- To be done -
Find the string "climate" in the listing and report every line that has it.

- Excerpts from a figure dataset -
+===+

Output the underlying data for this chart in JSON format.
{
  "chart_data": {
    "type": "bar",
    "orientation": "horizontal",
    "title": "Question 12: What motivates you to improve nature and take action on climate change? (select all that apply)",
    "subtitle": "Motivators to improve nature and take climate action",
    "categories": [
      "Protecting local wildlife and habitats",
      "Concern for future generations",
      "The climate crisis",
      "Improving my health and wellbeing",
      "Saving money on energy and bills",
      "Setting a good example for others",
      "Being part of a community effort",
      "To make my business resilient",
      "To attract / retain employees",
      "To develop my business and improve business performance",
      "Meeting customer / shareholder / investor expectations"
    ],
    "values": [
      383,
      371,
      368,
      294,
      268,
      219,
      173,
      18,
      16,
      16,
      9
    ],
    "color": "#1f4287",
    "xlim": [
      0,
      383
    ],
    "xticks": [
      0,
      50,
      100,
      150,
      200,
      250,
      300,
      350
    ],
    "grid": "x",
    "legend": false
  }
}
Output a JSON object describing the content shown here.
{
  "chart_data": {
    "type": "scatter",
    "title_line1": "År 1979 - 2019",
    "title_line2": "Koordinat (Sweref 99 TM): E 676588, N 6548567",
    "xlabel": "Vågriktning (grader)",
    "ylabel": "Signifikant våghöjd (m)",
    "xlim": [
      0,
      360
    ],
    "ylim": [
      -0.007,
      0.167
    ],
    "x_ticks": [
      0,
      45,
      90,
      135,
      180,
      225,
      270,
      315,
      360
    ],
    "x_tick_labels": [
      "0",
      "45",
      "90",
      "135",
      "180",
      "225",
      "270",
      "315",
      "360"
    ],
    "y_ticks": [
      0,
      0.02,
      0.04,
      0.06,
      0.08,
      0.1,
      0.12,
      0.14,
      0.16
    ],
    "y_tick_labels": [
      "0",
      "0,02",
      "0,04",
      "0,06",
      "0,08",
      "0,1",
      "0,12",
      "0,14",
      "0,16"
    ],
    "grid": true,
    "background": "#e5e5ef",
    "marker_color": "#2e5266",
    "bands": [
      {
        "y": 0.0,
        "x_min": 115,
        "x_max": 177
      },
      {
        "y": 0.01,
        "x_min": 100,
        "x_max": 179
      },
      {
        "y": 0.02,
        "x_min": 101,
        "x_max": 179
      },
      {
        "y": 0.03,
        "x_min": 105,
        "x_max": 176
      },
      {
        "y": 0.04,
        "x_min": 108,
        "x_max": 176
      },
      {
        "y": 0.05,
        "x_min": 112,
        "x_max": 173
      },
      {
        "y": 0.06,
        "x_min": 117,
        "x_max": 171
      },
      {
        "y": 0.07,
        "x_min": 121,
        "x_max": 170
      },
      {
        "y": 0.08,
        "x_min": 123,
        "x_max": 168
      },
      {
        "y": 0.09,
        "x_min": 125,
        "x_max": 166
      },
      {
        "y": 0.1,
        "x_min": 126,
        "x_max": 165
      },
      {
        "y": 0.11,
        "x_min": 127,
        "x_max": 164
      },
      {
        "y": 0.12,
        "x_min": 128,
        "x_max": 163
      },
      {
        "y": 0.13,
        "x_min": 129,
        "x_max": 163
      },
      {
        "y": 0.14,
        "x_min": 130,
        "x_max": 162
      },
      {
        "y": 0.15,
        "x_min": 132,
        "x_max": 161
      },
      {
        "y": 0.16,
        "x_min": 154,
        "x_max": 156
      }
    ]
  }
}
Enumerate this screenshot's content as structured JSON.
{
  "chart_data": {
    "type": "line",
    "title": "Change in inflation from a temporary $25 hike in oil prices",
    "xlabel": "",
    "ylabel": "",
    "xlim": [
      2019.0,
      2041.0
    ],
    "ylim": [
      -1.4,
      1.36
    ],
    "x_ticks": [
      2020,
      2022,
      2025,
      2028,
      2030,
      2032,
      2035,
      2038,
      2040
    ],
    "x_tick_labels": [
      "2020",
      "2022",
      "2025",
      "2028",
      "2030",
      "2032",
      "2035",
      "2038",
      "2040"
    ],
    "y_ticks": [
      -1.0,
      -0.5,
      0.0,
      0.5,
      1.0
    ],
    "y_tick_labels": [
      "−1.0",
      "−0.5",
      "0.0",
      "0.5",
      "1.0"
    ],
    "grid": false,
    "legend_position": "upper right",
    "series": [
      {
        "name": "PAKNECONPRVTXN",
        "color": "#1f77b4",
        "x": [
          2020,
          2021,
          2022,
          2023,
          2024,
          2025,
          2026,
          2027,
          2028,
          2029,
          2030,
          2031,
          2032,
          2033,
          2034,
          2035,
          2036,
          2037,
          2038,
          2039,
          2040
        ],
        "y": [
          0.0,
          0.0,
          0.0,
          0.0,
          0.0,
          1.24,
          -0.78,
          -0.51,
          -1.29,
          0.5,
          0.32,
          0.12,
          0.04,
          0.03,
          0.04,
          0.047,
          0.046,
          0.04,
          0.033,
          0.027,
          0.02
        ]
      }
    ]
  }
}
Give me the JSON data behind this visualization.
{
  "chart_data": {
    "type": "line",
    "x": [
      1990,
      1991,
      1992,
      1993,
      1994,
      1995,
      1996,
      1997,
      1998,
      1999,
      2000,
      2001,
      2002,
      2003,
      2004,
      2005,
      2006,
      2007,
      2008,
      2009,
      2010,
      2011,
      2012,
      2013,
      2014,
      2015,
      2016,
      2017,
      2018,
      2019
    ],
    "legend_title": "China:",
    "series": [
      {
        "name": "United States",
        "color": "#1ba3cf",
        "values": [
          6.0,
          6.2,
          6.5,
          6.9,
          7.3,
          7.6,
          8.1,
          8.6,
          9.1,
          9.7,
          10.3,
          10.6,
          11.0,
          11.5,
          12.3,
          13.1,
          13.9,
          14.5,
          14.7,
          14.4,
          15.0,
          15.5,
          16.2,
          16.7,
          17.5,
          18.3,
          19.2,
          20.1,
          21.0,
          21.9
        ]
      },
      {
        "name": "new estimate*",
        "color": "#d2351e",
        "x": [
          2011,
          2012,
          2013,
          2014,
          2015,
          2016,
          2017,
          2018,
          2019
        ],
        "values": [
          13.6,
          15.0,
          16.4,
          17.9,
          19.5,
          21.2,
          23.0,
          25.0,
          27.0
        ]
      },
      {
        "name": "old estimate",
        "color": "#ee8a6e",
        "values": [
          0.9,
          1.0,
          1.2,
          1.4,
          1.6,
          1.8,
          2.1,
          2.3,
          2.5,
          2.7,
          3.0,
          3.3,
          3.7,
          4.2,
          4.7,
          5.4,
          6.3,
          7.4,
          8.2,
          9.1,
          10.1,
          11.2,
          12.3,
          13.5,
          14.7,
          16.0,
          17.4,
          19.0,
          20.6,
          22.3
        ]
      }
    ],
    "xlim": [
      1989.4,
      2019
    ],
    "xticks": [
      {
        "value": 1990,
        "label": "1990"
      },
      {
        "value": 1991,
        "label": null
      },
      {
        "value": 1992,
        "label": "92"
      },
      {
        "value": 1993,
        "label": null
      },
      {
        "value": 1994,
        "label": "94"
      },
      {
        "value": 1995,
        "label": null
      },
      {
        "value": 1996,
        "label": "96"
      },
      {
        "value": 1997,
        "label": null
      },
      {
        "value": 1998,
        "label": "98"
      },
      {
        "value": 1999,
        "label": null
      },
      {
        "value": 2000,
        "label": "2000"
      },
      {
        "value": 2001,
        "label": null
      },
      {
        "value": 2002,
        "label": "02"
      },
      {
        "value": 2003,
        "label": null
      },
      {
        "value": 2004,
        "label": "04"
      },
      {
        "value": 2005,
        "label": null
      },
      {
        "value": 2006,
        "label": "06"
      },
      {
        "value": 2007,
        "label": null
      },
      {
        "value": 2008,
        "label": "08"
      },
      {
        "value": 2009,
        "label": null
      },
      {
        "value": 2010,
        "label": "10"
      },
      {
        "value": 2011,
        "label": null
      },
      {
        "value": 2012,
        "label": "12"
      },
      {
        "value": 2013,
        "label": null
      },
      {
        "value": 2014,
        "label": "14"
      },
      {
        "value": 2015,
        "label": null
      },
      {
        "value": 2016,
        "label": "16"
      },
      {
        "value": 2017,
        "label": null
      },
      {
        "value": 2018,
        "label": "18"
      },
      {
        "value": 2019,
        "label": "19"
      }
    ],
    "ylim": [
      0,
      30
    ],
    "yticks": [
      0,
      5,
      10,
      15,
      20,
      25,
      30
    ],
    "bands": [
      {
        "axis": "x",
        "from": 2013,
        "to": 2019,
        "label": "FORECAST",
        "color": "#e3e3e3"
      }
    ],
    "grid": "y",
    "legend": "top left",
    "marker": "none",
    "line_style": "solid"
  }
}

+===+

- Written answer -
    "title": "Question 12: What motivates you to improve nature and take action on climate change? (select all that apply)",
    "subtitle": "Motivators to improve nature and take climate action",
      "The climate crisis",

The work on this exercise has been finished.